§ **Data to process**

***

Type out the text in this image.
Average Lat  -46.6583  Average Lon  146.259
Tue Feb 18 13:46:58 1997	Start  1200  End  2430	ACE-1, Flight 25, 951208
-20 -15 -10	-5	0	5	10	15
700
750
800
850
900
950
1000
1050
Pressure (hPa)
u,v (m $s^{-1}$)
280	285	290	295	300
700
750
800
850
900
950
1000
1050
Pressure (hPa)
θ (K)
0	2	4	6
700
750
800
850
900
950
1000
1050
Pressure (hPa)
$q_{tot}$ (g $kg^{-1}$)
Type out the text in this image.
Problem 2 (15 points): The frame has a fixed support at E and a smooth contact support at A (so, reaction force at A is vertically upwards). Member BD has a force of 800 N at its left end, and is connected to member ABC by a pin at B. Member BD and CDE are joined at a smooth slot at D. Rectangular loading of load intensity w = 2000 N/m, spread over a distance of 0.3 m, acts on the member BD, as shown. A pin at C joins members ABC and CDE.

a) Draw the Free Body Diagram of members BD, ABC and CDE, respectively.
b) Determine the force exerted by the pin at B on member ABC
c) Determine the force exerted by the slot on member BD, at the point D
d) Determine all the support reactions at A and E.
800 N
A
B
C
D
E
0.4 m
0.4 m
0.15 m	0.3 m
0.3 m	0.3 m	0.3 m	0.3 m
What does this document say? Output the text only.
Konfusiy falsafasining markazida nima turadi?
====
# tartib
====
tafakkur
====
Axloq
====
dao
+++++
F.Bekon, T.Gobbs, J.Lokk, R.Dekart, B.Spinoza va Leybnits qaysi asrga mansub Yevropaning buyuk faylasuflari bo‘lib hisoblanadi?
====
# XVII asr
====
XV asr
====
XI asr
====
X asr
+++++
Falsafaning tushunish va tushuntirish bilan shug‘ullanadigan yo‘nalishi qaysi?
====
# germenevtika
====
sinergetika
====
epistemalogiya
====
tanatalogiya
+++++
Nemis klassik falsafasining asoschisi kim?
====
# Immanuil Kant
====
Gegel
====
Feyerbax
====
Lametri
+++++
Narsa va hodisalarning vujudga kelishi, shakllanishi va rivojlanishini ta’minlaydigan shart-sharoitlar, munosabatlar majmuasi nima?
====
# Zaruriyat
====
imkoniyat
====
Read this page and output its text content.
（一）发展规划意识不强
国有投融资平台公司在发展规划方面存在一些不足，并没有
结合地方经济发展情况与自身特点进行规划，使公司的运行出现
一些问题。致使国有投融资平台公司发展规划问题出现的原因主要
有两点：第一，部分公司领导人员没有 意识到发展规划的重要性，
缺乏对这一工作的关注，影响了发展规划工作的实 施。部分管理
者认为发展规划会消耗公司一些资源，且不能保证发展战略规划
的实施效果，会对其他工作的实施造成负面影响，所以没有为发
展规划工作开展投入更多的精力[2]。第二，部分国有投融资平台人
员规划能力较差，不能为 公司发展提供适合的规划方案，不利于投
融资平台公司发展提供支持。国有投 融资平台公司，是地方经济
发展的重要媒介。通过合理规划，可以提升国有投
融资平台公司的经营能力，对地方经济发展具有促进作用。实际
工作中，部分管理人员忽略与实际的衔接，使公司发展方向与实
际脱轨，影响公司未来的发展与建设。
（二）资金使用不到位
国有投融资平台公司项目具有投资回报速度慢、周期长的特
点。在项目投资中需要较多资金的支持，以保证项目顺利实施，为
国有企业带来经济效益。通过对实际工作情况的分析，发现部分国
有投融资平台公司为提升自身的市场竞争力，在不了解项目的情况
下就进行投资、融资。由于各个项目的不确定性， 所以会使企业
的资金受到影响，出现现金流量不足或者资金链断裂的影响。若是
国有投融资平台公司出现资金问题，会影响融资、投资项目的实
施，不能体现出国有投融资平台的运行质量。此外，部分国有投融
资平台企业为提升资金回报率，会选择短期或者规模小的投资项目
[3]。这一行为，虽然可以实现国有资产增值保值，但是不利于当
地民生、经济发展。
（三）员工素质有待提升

***

§ **The task**
Find the lines holding "this" and list every one.

§ **Full response**
Type out the text in this image.
Type out the text in this image.
What does this document say? Output the text only.
Read this page and output its text content.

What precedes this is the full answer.